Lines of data
§ §
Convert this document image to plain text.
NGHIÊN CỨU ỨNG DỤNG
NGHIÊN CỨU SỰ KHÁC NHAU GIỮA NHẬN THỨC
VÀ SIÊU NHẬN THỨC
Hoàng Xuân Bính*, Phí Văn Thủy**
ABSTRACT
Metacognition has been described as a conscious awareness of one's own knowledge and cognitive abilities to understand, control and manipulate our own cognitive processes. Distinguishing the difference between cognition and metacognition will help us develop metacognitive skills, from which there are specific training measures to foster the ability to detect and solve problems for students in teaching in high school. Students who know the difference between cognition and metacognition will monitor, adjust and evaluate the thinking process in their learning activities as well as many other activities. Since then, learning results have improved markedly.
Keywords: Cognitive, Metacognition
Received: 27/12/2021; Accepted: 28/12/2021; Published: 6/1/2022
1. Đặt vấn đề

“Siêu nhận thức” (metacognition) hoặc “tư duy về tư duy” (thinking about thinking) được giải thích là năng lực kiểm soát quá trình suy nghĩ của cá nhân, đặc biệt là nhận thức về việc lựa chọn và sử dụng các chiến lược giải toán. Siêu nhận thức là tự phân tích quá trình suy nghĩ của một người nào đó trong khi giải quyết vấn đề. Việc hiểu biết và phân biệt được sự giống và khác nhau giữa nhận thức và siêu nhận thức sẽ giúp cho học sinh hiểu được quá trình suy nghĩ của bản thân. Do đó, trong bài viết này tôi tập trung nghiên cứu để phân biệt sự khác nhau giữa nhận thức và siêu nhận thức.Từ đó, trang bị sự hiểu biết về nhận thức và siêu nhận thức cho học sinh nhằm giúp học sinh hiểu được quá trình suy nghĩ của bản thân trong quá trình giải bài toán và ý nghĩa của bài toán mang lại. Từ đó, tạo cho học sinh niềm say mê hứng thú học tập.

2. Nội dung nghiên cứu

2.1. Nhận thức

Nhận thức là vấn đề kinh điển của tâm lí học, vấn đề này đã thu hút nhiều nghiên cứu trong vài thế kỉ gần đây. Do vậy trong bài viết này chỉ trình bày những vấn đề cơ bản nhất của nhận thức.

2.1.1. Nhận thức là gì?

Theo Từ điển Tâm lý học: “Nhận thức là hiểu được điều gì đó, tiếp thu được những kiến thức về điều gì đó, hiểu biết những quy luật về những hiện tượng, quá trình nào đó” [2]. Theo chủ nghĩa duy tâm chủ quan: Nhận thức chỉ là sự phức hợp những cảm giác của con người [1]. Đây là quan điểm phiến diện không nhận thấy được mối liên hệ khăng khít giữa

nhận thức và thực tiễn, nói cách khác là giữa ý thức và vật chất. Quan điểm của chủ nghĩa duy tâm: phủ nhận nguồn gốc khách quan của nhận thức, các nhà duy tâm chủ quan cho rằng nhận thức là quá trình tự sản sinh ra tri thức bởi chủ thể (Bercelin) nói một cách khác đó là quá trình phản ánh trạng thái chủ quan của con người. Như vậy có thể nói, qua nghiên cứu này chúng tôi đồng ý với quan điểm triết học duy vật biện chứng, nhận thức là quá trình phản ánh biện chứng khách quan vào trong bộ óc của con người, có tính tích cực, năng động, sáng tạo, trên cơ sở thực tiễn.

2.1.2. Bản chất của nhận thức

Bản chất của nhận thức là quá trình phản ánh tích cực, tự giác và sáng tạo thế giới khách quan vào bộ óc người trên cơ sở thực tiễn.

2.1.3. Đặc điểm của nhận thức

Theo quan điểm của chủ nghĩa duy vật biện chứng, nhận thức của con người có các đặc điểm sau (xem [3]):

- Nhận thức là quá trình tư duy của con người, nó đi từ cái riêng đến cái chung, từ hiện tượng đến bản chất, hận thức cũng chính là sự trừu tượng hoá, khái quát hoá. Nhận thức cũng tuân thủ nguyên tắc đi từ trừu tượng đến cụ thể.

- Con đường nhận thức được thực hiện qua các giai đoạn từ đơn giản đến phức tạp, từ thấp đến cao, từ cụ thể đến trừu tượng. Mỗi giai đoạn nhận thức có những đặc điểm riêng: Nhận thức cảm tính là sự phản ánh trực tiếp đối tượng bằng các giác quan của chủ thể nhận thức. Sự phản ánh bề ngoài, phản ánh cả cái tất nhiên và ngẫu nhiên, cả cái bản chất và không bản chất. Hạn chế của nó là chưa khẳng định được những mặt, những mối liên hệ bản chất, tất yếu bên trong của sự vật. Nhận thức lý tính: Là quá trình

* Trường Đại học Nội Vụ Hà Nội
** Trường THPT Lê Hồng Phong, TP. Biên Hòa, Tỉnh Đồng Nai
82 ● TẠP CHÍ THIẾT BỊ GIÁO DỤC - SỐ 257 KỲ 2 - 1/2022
§ §
- [Written task]
Extract from the data every line where "tiễn" shows up.

- [Output]
nhận thức và thực tiễn, nói cách khác là giữa ý thức và vật chất. Quan điểm của chủ nghĩa duy tâm: phủ nhận nguồn gốc khách quan của nhận thức, các nhà duy tâm chủ quan cho rằng nhận thức là quá trình tự sản sinh ra tri thức bởi chủ thể (Bercelin) nói một cách khác đó là quá trình phản ánh trạng thái chủ quan của con người. Như vậy có thể nói, qua nghiên cứu này chúng tôi đồng ý với quan điểm triết học duy vật biện chứng, nhận thức là quá trình phản ánh biện chứng khách quan vào trong bộ óc của con người, có tính tích cực, năng động, sáng tạo, trên cơ sở thực tiễn.
Bản chất của nhận thức là quá trình phản ánh tích cực, tự giác và sáng tạo thế giới khách quan vào bộ óc người trên cơ sở thực tiễn.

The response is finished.